### Travaux demandés
a – D'après l'extrait sur le baromètre du Citepa, répondez aux questions suivantes :
(i) De combien les émissions brutes de la France reculent-elles au second trimestre 2022 par rapport au second trimestre 2021 ?
(ii) Quel recul est indiqué pour les six premiers mois de l'année par rapport au 1er semestre 2021 ?
(iii) Quelle part des émissions nationales en 2021 revient à l'usage des bâtiments résidentiels et tertiaires ?
b – Traduisez en anglais la phrase suivante de l'extrait sur les émissions de gaz à effet de serre : « Ces moyennes recouvrent des évolutions très contrastées entre les secteurs qu’il convient d’analyser. »
c – Poursuivez l'extrait sur les émissions françaises de gaz à effet de serre à partir de sa dernière phrase.

### Extrait choisi
Baromètre du Citepa : vers quelles émissions nationales de gaz à effet de serre en 2022 ?

Christian de Perthuis

Professeur d’économie à l’université Paris-Dauphine - PSL

Fondateur de la Chaire Économie du Climat

Le Citepa vient de rendre publiques, dans son baromètre mensuel des émissions françaises de gaz à effet de serre, ses dernières données sur le second trimestre 2022 : tous secteurs et gaz confondus, les émissions brutes de gaz à effet de serre (hors changements d’usage des terres) de la France sont en recul de 1,1% au second trimestre 2022 par rapport au second trimestre 2021, après une quasi-stabilité au premier trimestre. Sur les six premiers mois de l’année, le recul est de 0,6% (par rapport au 1er semestre 2021).

Ces moyennes recouvrent des évolutions très contrastées entre les secteurs qu’il convient d’analyser.

Évolution des émissions de gaz à effet de serre en France au 1er semestre 2022

Les secteurs où les émissions reculent : bâtiments et industrie

Usage des bâtiments résidentiels et tertiaires (17% des émissions nationales en 2021). Les conditions climatiques - hiver et printemps particulièrement cléments - sont pour beaucoup dans le recul de 22% des émissions de ce secteur au second trimestre 2022 (par rapport au second trimestre 2021), après une baisse de 7 % au premier semestre. Tant pour les bâtiments résidentiels que tertiaires, c’est toujours le poste chauffage qui tire les émissions à la baisse.

### Entrées de données
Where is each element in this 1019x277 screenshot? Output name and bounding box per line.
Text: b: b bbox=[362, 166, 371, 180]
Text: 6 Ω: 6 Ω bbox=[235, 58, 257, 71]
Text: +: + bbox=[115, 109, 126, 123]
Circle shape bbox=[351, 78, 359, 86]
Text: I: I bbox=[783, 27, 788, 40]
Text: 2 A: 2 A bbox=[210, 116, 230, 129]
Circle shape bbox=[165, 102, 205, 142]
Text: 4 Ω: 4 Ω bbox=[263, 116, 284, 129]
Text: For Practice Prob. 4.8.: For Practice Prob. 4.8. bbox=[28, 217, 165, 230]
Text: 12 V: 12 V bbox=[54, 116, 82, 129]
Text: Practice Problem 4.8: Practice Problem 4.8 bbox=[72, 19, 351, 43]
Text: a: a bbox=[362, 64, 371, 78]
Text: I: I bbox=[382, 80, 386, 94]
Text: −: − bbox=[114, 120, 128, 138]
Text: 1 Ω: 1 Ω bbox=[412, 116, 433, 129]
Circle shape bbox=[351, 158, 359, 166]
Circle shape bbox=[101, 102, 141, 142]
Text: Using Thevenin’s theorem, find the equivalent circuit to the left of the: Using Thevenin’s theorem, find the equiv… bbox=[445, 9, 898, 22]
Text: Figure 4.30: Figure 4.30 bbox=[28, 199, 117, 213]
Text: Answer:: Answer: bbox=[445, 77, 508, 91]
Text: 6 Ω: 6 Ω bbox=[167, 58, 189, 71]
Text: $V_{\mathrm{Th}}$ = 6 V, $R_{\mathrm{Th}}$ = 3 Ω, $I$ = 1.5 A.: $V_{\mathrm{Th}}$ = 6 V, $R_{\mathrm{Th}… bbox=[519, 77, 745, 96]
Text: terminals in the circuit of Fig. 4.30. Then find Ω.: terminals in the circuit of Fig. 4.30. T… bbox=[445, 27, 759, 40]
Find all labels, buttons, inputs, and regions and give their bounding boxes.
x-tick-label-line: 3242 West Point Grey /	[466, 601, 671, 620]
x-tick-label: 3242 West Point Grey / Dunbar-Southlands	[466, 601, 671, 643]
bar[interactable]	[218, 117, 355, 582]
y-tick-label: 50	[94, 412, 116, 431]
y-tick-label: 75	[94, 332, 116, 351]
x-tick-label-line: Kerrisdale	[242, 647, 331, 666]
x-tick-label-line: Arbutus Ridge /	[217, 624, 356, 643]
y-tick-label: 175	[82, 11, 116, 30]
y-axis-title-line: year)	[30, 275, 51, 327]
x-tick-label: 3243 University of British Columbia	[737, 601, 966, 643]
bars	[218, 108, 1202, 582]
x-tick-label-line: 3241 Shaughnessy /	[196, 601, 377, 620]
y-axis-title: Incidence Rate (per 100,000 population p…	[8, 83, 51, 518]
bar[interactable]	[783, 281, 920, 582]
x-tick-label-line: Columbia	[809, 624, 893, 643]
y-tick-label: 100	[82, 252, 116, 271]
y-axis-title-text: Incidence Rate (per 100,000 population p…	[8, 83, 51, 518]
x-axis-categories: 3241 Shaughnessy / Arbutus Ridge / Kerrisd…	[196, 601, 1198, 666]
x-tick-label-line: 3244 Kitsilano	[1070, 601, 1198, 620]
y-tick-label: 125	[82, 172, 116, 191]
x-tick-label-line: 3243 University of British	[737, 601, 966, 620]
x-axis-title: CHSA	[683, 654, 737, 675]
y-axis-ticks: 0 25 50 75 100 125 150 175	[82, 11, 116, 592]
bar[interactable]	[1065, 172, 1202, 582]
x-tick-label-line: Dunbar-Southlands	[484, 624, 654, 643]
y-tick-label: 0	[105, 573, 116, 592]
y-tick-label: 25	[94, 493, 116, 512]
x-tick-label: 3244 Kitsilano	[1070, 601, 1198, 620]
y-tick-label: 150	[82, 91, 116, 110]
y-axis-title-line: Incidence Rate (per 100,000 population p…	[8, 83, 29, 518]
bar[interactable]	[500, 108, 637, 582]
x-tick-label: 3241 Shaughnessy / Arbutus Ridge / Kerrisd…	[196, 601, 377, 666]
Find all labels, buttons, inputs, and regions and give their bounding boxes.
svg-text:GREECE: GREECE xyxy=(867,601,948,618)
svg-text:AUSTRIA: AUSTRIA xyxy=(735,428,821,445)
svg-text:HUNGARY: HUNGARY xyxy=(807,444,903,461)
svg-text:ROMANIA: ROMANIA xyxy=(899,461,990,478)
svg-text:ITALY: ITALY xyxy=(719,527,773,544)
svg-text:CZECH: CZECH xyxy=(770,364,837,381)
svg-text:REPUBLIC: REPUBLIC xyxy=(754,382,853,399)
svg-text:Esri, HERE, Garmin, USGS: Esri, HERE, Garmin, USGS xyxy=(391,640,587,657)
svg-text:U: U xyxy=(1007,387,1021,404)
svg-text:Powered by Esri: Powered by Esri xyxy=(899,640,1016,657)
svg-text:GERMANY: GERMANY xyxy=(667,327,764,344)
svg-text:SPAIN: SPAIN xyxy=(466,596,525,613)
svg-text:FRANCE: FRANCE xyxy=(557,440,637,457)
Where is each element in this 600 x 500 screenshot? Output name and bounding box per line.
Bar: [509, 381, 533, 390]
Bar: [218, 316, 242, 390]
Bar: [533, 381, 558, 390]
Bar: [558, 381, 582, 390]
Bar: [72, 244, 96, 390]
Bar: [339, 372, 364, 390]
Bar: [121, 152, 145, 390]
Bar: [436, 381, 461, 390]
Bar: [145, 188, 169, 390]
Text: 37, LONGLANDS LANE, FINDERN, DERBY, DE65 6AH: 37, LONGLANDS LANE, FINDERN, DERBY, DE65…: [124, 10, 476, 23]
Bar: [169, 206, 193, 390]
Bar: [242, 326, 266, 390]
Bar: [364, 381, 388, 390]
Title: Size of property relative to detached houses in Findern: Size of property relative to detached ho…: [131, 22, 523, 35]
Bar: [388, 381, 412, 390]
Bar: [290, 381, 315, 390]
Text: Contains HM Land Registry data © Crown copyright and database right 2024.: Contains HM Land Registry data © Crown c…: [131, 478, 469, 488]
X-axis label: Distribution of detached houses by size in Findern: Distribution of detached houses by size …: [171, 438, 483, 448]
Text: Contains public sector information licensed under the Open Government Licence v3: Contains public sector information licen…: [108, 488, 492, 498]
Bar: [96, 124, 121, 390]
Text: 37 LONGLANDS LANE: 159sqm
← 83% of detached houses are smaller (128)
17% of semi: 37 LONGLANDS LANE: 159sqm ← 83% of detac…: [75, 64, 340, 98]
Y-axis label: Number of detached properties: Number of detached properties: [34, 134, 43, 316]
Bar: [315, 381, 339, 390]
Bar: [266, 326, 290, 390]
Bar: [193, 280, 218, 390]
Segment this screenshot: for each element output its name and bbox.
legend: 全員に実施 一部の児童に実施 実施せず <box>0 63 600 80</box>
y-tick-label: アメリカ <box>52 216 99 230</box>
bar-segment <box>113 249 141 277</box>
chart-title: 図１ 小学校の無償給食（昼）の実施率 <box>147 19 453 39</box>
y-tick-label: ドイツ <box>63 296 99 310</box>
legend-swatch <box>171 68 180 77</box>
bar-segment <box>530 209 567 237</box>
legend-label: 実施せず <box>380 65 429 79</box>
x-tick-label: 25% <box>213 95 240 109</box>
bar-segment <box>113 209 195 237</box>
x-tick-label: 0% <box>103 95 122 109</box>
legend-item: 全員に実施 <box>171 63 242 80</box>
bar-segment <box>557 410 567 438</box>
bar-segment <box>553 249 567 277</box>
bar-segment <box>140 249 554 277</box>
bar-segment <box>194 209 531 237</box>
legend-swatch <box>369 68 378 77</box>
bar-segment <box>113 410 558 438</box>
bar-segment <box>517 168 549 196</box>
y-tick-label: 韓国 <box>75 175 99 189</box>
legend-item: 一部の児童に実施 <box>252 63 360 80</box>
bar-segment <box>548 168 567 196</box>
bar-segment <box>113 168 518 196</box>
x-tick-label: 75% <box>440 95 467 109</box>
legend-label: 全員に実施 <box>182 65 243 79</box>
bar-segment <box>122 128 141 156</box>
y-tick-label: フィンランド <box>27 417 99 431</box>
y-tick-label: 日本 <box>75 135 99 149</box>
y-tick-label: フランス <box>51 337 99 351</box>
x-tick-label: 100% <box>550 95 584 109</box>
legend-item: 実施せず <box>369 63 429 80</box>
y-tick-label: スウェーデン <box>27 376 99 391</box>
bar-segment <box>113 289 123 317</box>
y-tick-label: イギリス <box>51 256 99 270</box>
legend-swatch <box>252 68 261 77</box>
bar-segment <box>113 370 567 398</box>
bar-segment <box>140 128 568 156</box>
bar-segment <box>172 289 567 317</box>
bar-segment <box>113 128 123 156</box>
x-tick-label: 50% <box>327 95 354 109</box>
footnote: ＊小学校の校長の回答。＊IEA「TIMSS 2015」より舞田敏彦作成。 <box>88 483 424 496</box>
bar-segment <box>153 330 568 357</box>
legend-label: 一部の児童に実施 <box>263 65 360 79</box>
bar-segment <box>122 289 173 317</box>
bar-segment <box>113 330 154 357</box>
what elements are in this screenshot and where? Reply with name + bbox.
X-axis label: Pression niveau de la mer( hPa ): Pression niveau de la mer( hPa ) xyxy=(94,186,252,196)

### Réponses attendues
a –
(i) 1,1 %
(ii) 0,6 %
(iii) 17 %

b – These averages cover very contrasting trends between sectors, which need to be analyzed.

c –
La deuxième partie de l’année verra sans doute un rebond estival des émissions liées à la climatisation du fait des vagues de chaleur. Sur la fin de l’année, l’impact des efforts d’économie d’énergie sera tributaire des conditions climatiques.

Industrie manufacturière (19% des émissions en 2021). La baisse des émissions de ce secteur s’accélère au second trimestre avec un recul de 8% sur 2021 (- 3% au premier trimestre). La hausse du coût des énergies fossiles et le retournement de la conjoncture sont à l’origine de ce mouvement.

La baisse pourrait s’amplifier au second semestre 2022 avec l’envolée des prix des énergies fossiles, la montée des tensions internationales et la perspective d’une récession économique en Europe et dans le monde.

Dégradation de la conjoncture et envolée des prix de l’énergie à l’origine de l’accélération de la baisse

Le transport et l’énergie en forte hausse

Transports domestiques (31% des émissions nationales en 2021). Les émissions liées au transport domestique poursuivent et accentuent leur rebond au second trimestre 2022 (avec une augmentation de 8% par rapport au second trimestre 2021, après + 6% en début d’année). L’accélération touche les véhicules particuliers comme les véhicules utilitaires et les poids-lourds.

Sur la fin de l’année, les effets conjugués de la hausse des prix de l’énergie et de la dégradation de la conjoncture devraient freiner voire inverser cette tendance. Surtout si le plan sobriété du gouvernement est appliqué au transport.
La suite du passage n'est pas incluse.